(begin)
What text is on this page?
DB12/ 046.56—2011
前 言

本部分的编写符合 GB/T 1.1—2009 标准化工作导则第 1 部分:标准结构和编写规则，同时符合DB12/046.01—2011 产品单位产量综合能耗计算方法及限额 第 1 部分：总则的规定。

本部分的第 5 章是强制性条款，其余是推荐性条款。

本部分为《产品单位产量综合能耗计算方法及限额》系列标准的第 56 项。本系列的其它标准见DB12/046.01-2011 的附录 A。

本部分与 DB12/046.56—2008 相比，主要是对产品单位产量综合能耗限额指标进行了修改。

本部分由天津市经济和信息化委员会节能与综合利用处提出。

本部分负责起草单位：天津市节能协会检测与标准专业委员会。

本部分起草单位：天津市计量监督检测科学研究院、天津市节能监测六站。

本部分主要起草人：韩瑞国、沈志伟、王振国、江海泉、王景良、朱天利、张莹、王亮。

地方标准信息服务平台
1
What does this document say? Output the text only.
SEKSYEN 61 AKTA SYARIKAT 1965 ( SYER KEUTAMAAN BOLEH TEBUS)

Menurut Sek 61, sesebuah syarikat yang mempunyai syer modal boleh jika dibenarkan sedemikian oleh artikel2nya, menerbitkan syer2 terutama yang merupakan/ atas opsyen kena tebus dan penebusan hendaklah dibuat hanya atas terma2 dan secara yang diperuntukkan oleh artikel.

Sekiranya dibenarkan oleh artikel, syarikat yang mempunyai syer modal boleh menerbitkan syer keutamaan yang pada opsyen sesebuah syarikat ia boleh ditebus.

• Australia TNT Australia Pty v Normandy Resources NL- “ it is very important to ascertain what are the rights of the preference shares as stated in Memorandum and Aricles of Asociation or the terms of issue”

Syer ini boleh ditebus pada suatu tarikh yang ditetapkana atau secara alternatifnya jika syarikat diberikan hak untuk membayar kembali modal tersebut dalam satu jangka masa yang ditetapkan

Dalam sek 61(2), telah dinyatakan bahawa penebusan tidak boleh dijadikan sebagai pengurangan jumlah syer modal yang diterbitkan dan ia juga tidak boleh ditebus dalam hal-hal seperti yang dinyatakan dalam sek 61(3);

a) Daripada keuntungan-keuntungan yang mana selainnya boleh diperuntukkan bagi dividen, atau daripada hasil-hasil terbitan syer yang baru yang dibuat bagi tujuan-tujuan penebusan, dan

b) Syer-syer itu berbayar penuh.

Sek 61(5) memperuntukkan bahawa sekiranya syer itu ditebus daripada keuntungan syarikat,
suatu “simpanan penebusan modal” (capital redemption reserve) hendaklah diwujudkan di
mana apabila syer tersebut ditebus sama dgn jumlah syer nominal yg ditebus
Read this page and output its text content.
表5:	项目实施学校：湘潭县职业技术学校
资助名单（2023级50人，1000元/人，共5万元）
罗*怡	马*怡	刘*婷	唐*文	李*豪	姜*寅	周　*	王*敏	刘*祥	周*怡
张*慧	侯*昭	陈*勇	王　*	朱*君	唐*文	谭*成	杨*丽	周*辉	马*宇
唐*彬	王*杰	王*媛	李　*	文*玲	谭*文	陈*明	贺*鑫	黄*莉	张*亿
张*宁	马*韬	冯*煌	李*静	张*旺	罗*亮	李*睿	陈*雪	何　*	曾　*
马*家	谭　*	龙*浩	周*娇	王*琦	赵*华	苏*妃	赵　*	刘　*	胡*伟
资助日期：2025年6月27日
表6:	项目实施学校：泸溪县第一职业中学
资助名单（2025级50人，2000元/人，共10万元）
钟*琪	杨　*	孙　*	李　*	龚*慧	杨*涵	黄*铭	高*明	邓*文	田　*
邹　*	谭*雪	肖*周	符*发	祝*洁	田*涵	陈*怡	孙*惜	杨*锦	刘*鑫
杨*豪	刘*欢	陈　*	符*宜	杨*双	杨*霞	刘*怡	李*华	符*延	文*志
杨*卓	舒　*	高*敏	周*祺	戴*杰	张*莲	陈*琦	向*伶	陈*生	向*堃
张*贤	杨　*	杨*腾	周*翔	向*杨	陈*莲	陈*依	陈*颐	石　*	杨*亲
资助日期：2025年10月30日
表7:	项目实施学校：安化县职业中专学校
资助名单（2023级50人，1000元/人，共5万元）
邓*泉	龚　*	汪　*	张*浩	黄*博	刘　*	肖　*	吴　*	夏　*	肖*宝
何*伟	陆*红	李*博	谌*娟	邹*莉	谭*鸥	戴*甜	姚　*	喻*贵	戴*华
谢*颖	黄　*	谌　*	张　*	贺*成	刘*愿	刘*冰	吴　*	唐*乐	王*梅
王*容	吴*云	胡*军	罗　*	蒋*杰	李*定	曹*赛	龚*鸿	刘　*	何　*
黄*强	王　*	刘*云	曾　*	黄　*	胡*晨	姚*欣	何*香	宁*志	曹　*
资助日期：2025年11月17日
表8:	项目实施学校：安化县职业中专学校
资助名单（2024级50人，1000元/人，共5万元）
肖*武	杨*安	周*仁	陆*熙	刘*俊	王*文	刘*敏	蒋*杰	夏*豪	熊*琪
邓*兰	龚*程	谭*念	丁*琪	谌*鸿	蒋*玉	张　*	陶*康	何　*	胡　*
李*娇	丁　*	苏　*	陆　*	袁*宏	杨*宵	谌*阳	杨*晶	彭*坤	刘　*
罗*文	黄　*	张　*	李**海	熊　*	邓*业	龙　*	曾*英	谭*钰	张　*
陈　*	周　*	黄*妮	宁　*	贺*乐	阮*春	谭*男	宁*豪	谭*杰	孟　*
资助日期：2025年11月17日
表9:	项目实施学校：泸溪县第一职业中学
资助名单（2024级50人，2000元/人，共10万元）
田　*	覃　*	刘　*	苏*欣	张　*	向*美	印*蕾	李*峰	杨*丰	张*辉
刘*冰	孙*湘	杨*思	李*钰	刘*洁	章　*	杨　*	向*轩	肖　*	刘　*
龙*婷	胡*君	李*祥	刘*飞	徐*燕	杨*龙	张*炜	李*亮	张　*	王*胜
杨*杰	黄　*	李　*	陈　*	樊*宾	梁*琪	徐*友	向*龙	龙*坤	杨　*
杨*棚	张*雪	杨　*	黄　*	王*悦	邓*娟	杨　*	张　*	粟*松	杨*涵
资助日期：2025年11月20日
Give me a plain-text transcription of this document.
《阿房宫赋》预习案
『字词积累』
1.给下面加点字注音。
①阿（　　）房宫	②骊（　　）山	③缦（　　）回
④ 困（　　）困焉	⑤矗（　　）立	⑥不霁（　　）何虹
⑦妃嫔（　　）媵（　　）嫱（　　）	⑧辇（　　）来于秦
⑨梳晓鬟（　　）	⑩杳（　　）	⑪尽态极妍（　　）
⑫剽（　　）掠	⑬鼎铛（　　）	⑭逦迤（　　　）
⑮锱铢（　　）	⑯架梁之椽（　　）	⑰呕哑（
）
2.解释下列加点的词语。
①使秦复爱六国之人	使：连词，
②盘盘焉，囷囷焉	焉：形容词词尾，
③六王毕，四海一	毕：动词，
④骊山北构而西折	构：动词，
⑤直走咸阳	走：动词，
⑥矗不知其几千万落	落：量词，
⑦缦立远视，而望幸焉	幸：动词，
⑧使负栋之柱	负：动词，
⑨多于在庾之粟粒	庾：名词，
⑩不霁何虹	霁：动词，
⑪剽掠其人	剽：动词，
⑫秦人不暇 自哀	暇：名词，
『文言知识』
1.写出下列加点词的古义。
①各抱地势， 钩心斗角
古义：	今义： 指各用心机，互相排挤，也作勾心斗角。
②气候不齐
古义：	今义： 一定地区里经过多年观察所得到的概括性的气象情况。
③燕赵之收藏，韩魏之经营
(end)
WRITTEN EXERCISE: Extract each line from the entries above that contains the string "项目实施学校".

SOLVED EXERCISE:
表5:	项目实施学校：湘潭县职业技术学校
表6:	项目实施学校：泸溪县第一职业中学
表7:	项目实施学校：安化县职业中专学校
表8:	项目实施学校：安化县职业中专学校
表9:	项目实施学校：泸溪县第一职业中学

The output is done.